• YOUR OBJECTIVE: Leaving out every picture, quote the data below exactly as it appears.

== == ==

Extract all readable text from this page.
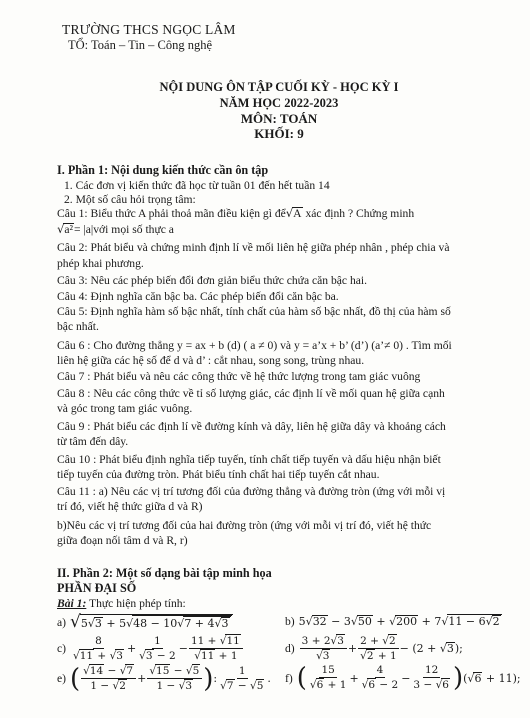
TRƯỜNG THCS NGỌC LÂM
TỔ: Toán – Tin – Công nghệ
NỘI DUNG ÔN TẬP CUỐI KỲ - HỌC KỲ I
NĂM HỌC 2022-2023
MÔN: TOÁN
KHỐI: 9
I. Phần 1: Nội dung kiến thức cần ôn tập
1. Các đơn vị kiến thức đã học từ tuần 01 đến hết tuần 14
2. Một số câu hỏi trọng tâm:
Câu 1: Biểu thức A phải thoả mãn điều kiện gì để√A xác định ? Chứng minh
√a²= |a|với mọi số thực a
Câu 2: Phát biểu và chứng minh định lí về mối liên hệ giữa phép nhân , phép chia và
phép khai phương.
Câu 3: Nêu các phép biến đổi đơn giản biểu thức chứa căn bậc hai.
Câu 4: Định nghĩa căn bậc ba. Các phép biến đổi căn bậc ba.
Câu 5: Định nghĩa hàm số bậc nhất, tính chất của hàm số bậc nhất, đồ thị của hàm số
bậc nhất.
Câu 6 : Cho đường thẳng y = ax + b (d) ( a ≠ 0) và y = a’x + b’ (d’) (a’≠ 0) . Tìm mối
liên hệ giữa các hệ số để d và d’ : cắt nhau, song song, trùng nhau.
Câu 7 : Phát biểu và nêu các công thức về hệ thức lượng trong tam giác vuông
Câu 8 : Nêu các công thức về tỉ số lượng giác, các định lí về mối quan hệ giữa cạnh
và góc trong tam giác vuông.
Câu 9 : Phát biểu các định lí về đường kính và dây, liên hệ giữa dây và khoảng cách
từ tâm đến dây.
Câu 10 : Phát biểu định nghĩa tiếp tuyến, tính chất tiếp tuyến và dấu hiệu nhận biết
tiếp tuyến của đường tròn. Phát biểu tính chất hai tiếp tuyến cắt nhau.
Câu 11 : a) Nêu các vị trí tương đối của đường thẳng và đường tròn (ứng với mỗi vị
trí đó, viết hệ thức giữa d và R)
b)Nêu các vị trí tương đối của hai đường tròn (ứng với mỗi vị trí đó, viết hệ thức
giữa đoạn nối tâm d và R, r)
II. Phần 2: Một số dạng bài tập minh họa
PHẦN ĐẠI SỐ
Bài 1: Thực hiện phép tính:
a) √ 5√3 + 5√48 − 10√7 + 4√3	b) 5√32 − 3√50 + √200 + 7√11 − 6√2
$c) \frac{8}{√11 + √3} + \frac{1}{√3 - 2} - \frac{11 + √11}{√11 + 1}$	$d) \frac{3 + 2√3}{√3} + \frac{2 + √2}{√2 + 1} - (2 + √3)$;
e) ( $\frac{√14 - √7}{1 - √2} + \frac{√15 - √5}{1 - √3}$ ) : $\frac{1}{√7 - √5}$ . f) ( $\frac{15}{√6 + 1} + \frac{4}{√6 - 2} - \frac{12}{3 - √6}$ ) (√6 + 11);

== == ==

• FULL OUTPUT:
Extract all readable text from this page.
TRƯỜNG THCS NGỌC LÂM
TỔ: Toán – Tin – Công nghệ
NỘI DUNG ÔN TẬP CUỐI KỲ - HỌC KỲ I
NĂM HỌC 2022-2023
MÔN: TOÁN
KHỐI: 9
I. Phần 1: Nội dung kiến thức cần ôn tập
1. Các đơn vị kiến thức đã học từ tuần 01 đến hết tuần 14
2. Một số câu hỏi trọng tâm:
Câu 1: Biểu thức A phải thoả mãn điều kiện gì để√A xác định ? Chứng minh
√a²= |a|với mọi số thực a
Câu 2: Phát biểu và chứng minh định lí về mối liên hệ giữa phép nhân , phép chia và
phép khai phương.
Câu 3: Nêu các phép biến đổi đơn giản biểu thức chứa căn bậc hai.
Câu 4: Định nghĩa căn bậc ba. Các phép biến đổi căn bậc ba.
Câu 5: Định nghĩa hàm số bậc nhất, tính chất của hàm số bậc nhất, đồ thị của hàm số
bậc nhất.
Câu 6 : Cho đường thẳng y = ax + b (d) ( a ≠ 0) và y = a’x + b’ (d’) (a’≠ 0) . Tìm mối
liên hệ giữa các hệ số để d và d’ : cắt nhau, song song, trùng nhau.
Câu 7 : Phát biểu và nêu các công thức về hệ thức lượng trong tam giác vuông
Câu 8 : Nêu các công thức về tỉ số lượng giác, các định lí về mối quan hệ giữa cạnh
và góc trong tam giác vuông.
Câu 9 : Phát biểu các định lí về đường kính và dây, liên hệ giữa dây và khoảng cách
từ tâm đến dây.
Câu 10 : Phát biểu định nghĩa tiếp tuyến, tính chất tiếp tuyến và dấu hiệu nhận biết
tiếp tuyến của đường tròn. Phát biểu tính chất hai tiếp tuyến cắt nhau.
Câu 11 : a) Nêu các vị trí tương đối của đường thẳng và đường tròn (ứng với mỗi vị
trí đó, viết hệ thức giữa d và R)
b)Nêu các vị trí tương đối của hai đường tròn (ứng với mỗi vị trí đó, viết hệ thức
giữa đoạn nối tâm d và R, r)
II. Phần 2: Một số dạng bài tập minh họa
PHẦN ĐẠI SỐ
Bài 1: Thực hiện phép tính:
a) √ 5√3 + 5√48 − 10√7 + 4√3	b) 5√32 − 3√50 + √200 + 7√11 − 6√2
$c) \frac{8}{√11 + √3} + \frac{1}{√3 - 2} - \frac{11 + √11}{√11 + 1}$	$d) \frac{3 + 2√3}{√3} + \frac{2 + √2}{√2 + 1} - (2 + √3)$;
e) ( $\frac{√14 - √7}{1 - √2} + \frac{√15 - √5}{1 - √3}$ ) : $\frac{1}{√7 - √5}$ . f) ( $\frac{15}{√6 + 1} + \frac{4}{√6 - 2} - \frac{12}{3 - √6}$ ) (√6 + 11);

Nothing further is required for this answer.